In [1]:
!pip install youtube-transcript-api
!pip install nltk



In [2]:
from youtube_transcript_api import YouTubeTranscriptApi
from transformers import pipeline
import torch
import re

import re

def split_into_sentences(text):
    """Advanced sentence splitter using regex that preserves technical terms"""
    # Preserve common technical patterns (e.g., v1.0, 2.0, etc.)
    text = re.sub(r'(?<=\d)\.(?=\d)', '[DOT]', text)
    sentences = re.split('[.!?]+(?=(?:[^"]*"[^"]*")*[^"]*$)', text)
    return [s.replace('[DOT]', '.').strip() for s in sentences if s.strip()]

def preprocess_text(text):
    """Enhanced text preprocessing to maintain technical context"""
    # Clean up common transcript artifacts
    text = re.sub(r'\s+', ' ', text)
    text = re.sub(r'\[.*?\]', '', text)
    # Preserve technical terms and numerical data
    text = re.sub(r'(\d+(\.\d+)?)', r' \1 ', text)
    return text.strip()

def summarize_youtube_captions(video_id):
    """
    Creates comprehensive technical summaries of YouTube videos using advanced NLP
    """
    try:
        transcript = YouTubeTranscriptApi.get_transcript(video_id, languages=["en"])
    except Exception as e:
        print(f"Error getting transcript: {e}")
        return None

    # Enhanced transcript processing
    captions = " ".join([segment['text'] for segment in transcript if segment['text'].lower() != "foreign"])
    captions = preprocess_text(captions)

    if not captions.strip():
        return "No captions found for this video."

    # Initialize advanced summarization pipeline
    device = 0 if torch.cuda.is_available() else -1
    print(f"Using device: {'CUDA' if device == 0 else 'CPU'}")

    summarizer = pipeline(
        "summarization",
        model="facebook/bart-large-cnn",
        device=device,
        framework="pt"
    )

    # Create sophisticated chunks maintaining context
    max_chunk_size = 1024
    overlap_size = 100  # Overlap between chunks for context preservation
    chunks = []
    sentences = split_into_sentences(captions)

    current_chunk = []
    current_length = 0

    for i, sentence in enumerate(sentences):
        current_chunk.append(sentence)
        current_length += len(sentence)

        if current_length >= max_chunk_size:
            chunk_text = " ".join(current_chunk)
            chunks.append(chunk_text)
            # Keep last few sentences for context overlap
            overlap_sentences = current_chunk[-3:]  # Keep last 3 sentences
            current_chunk = overlap_sentences
            current_length = sum(len(s) for s in overlap_sentences)

    if current_chunk:
        chunks.append(" ".join(current_chunk))

    # Generate comprehensive summaries with technical focus
    detailed_summaries = []
    technical_concepts = set()

    for chunk in chunks:
        if len(chunk.strip()) < 50:
            continue

        try:
            # Dynamic length based on content
            input_length = len(chunk.split())
            max_length = min(300, max(input_length // 2, 150))

= Requirement =
Carry on the YouTube caption summarizer code from the point where it stops. You won't need the material that comes next.

= Data records =
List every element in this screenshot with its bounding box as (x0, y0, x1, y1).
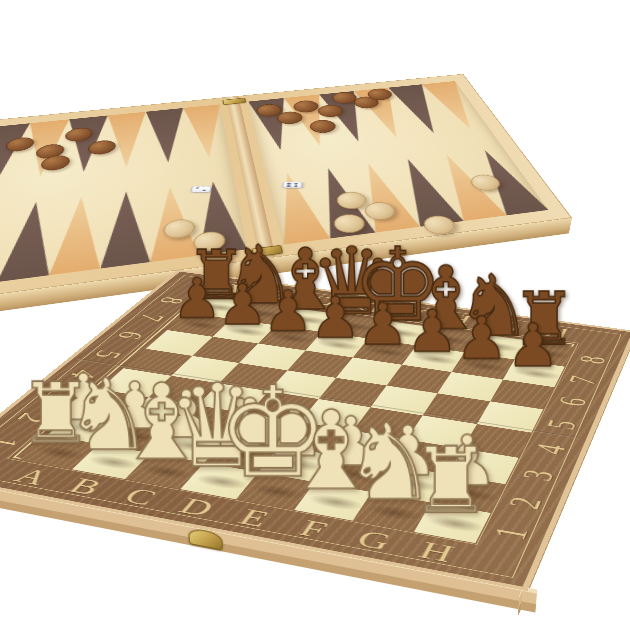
piece-white-rook-h1: ♜ (387, 434, 515, 525)
point-left-top-6 (183, 104, 229, 160)
checker-light-right-1 (334, 191, 370, 211)
die-pip (287, 183, 291, 184)
checker-light-right-2 (362, 200, 399, 221)
die-pip (287, 184, 291, 185)
die-pip (196, 187, 200, 188)
chess-clasp-icon (189, 527, 224, 551)
point-left-bot-4 (100, 189, 150, 268)
point-left-top-1 (0, 123, 30, 184)
point-right-bot-3 (348, 161, 419, 232)
point-left-top-5 (146, 108, 189, 165)
piece-black-pawn-h7: ♟ (480, 315, 585, 374)
point-right-top-6 (422, 81, 488, 131)
product-photo-scene: AABBCCDDEEFFGGHH8877665544332211♜♞♝♛♚♝♞♜… (0, 0, 630, 630)
die-pip (294, 183, 298, 184)
chess-board: AABBCCDDEEFFGGHH8877665544332211♜♞♝♛♚♝♞♜… (0, 270, 630, 591)
point-right-bot-2 (308, 166, 375, 239)
die-pip (293, 186, 297, 187)
die-2-showing-6 (282, 182, 302, 188)
point-left-bot-2 (0, 199, 59, 282)
point-left-bot-3 (49, 194, 103, 275)
point-left-bot-1 (0, 205, 13, 289)
die-pip (293, 184, 297, 185)
die-pip (287, 186, 291, 187)
die-pip (203, 190, 207, 191)
point-right-bot-6 (466, 148, 548, 215)
die-1-showing-2 (191, 186, 212, 192)
checker-light-right-4 (467, 173, 504, 192)
chess-board-face: AABBCCDDEEFFGGHH8877665544332211♜♞♝♛♚♝♞♜… (0, 270, 630, 591)
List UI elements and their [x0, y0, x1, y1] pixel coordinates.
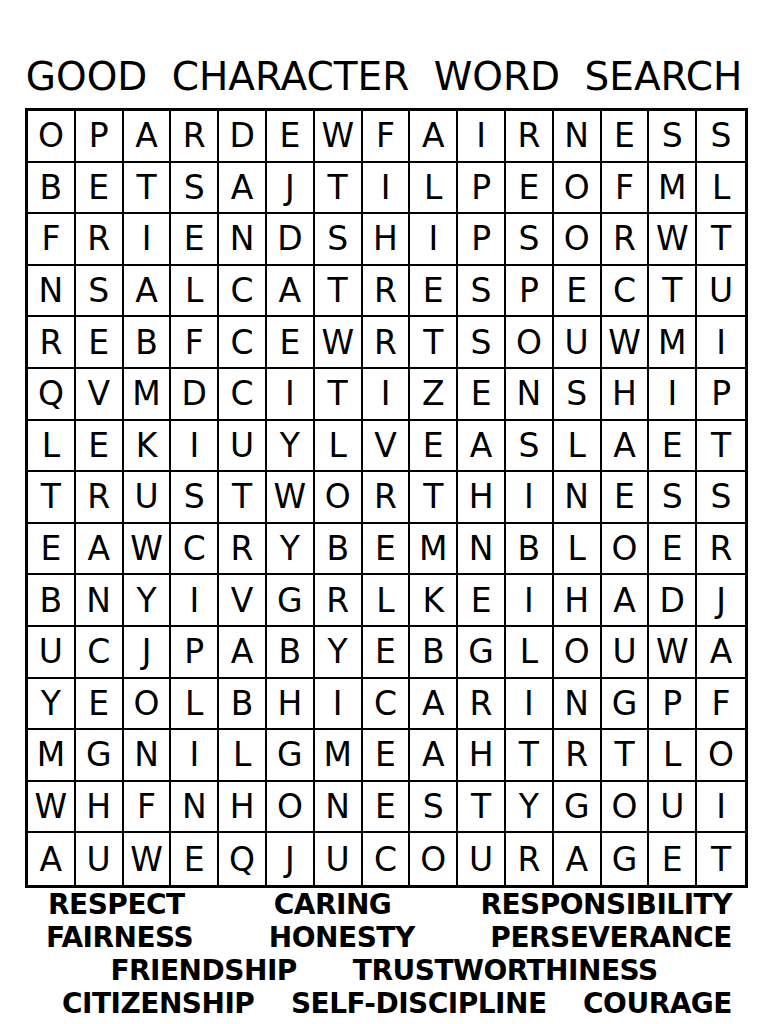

= Written response =
            summary = summarizer(
                chunk,
                max_length=max_length,
                min_length=100,
                do_sample=True,
                top_k=50,
                top_p=0.95,
                num_beams=4,
                temperature=0.7,
                repetition_penalty=2.5
            )

            summary_text = summary[0]['summary_text']
            # Extract technical terms
            tech_terms = extract_technical_terms(summary_text)
            technical_concepts.update(tech_terms)

            detailed_summaries.append(summary_text)

        except Exception as e:
            print(f"Error during summarization of chunk: {e}")
            continue

    if not detailed_summaries:
        return "Could not generate a meaningful summary."

    # Organize the summary content
    combined_summary = organize_summary_content(detailed_summaries, technical_concepts)
    return combined_summary

def extract_technical_terms(text):
    """Extract technical terms and concepts from text"""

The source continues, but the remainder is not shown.